Spatial annotation records

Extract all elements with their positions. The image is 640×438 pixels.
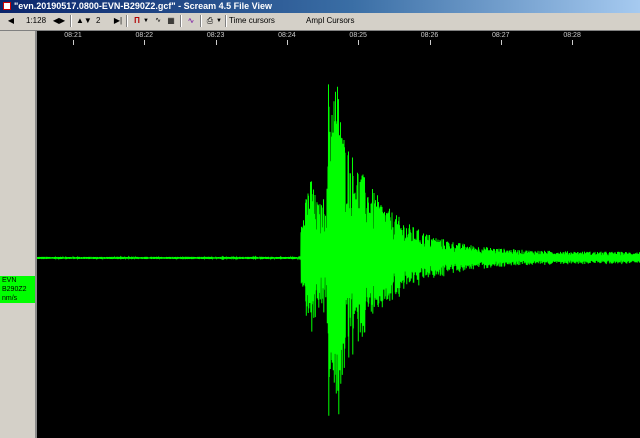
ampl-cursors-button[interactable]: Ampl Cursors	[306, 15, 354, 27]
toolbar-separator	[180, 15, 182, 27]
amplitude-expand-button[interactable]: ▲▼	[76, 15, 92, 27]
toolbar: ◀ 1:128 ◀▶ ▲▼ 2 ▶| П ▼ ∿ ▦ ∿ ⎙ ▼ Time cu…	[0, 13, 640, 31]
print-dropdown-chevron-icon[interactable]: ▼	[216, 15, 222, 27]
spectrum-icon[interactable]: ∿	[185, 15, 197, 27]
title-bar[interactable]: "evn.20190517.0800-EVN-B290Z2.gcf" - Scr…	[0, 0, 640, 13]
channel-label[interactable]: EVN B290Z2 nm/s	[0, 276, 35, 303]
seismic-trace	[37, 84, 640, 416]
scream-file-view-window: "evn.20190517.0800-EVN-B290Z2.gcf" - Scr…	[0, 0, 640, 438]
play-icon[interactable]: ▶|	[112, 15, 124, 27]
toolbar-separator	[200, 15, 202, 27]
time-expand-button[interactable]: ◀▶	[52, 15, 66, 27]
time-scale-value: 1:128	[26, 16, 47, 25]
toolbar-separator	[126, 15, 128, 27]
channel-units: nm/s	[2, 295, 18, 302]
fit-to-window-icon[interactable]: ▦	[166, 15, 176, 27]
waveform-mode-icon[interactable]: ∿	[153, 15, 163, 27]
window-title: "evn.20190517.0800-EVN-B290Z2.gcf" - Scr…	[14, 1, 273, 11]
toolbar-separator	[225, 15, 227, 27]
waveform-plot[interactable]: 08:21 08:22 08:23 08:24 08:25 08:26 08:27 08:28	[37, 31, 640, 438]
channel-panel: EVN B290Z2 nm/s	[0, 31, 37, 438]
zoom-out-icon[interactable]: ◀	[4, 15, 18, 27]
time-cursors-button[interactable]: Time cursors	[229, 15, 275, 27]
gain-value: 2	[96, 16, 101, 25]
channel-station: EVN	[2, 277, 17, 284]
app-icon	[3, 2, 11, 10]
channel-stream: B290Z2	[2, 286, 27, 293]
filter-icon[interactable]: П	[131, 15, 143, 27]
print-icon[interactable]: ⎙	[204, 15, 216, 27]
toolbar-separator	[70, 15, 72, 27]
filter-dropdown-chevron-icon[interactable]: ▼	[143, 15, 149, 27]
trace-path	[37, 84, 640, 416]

---

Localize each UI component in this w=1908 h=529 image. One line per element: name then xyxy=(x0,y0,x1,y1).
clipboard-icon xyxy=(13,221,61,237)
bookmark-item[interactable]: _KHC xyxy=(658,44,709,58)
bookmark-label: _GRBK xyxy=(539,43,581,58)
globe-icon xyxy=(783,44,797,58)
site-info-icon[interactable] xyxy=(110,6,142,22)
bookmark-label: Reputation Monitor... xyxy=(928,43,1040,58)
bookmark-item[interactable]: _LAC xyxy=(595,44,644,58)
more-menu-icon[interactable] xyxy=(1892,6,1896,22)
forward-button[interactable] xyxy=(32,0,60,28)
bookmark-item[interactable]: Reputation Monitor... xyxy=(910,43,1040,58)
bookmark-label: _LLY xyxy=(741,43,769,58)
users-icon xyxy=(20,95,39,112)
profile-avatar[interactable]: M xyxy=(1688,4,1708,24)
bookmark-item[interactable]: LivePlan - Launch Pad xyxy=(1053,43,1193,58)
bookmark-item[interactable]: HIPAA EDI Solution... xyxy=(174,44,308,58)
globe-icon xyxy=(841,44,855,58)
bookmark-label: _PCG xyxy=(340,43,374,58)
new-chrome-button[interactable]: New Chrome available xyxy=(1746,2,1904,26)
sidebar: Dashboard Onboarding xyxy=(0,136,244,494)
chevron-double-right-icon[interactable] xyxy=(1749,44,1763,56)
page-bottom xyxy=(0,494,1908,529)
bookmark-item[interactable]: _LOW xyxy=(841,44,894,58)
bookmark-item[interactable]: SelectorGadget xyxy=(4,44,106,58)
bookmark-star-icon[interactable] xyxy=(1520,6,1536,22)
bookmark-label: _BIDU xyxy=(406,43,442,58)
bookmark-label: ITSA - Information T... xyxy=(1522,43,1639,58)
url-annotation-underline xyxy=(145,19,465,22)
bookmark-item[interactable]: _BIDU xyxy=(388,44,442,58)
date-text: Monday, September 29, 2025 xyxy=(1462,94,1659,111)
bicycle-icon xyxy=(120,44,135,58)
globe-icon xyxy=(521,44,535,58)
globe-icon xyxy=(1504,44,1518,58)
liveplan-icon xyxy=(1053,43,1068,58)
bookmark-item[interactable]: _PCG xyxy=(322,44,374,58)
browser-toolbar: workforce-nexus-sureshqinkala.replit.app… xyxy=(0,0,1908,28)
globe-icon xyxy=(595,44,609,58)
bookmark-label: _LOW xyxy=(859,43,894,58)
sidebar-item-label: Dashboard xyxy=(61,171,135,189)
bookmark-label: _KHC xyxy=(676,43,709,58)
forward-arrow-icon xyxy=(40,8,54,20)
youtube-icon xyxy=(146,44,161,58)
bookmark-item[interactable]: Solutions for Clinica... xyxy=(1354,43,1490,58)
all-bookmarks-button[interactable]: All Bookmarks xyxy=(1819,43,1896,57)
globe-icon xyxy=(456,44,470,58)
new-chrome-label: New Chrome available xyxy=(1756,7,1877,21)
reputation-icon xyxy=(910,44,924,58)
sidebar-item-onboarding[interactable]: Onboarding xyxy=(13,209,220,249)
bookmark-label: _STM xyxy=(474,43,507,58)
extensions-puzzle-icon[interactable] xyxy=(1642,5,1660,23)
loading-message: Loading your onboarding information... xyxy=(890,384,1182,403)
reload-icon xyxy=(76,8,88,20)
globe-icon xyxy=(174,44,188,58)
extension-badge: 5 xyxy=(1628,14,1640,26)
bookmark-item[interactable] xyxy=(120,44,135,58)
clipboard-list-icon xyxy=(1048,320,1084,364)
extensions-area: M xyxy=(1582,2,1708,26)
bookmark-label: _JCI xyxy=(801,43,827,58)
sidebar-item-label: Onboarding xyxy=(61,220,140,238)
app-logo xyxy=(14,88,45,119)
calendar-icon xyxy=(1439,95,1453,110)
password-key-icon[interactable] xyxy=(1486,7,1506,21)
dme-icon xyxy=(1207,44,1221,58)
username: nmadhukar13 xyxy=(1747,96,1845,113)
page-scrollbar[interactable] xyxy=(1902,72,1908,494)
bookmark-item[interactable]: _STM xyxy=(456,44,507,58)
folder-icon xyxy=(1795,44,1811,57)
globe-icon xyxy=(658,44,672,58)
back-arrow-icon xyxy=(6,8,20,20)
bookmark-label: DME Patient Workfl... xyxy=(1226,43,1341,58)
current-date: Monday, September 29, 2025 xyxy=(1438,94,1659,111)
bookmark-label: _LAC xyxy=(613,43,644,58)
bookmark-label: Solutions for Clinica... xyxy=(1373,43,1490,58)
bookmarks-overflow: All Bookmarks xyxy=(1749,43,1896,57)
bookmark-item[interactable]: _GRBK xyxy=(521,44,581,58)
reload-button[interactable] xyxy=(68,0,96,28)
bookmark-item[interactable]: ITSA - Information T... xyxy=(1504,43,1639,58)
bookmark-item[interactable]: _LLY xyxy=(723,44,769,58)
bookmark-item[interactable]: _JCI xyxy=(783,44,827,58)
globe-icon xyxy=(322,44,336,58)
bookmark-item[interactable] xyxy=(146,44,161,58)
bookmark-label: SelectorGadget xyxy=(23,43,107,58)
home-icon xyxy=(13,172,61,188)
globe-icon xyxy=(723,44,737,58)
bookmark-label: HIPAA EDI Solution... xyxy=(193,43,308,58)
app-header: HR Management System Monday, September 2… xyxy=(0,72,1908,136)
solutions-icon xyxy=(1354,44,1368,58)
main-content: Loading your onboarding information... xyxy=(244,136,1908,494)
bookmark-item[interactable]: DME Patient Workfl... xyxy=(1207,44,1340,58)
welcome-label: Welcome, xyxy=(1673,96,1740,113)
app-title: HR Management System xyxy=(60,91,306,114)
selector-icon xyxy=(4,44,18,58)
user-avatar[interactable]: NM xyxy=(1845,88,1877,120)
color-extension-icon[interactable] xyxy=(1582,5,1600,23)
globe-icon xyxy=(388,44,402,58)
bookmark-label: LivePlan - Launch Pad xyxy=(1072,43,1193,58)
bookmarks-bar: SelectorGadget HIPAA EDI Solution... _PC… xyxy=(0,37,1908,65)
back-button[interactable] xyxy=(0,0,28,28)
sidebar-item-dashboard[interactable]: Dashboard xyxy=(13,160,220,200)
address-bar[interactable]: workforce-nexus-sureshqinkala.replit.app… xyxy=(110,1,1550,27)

- _CHALLENGE_
Please duplicate the lines of the records verbatim, starting at the line that contains "Localize each UI" and stopping after the line that contains "bookmark-item[interactable]: Reputation Monitor...".

- _TASK RESULT_
Localize each UI component in this w=1908 h=529 image. One line per element: name then xyxy=(x0,y0,x1,y1).
clipboard-icon xyxy=(13,221,61,237)
bookmark-item[interactable]: _KHC xyxy=(658,44,709,58)
bookmark-label: _GRBK xyxy=(539,43,581,58)
globe-icon xyxy=(783,44,797,58)
site-info-icon[interactable] xyxy=(110,6,142,22)
bookmark-label: Reputation Monitor... xyxy=(928,43,1040,58)
bookmark-item[interactable]: _LAC xyxy=(595,44,644,58)
more-menu-icon[interactable] xyxy=(1892,6,1896,22)
forward-button[interactable] xyxy=(32,0,60,28)
bookmark-item[interactable]: Reputation Monitor... xyxy=(910,43,1040,58)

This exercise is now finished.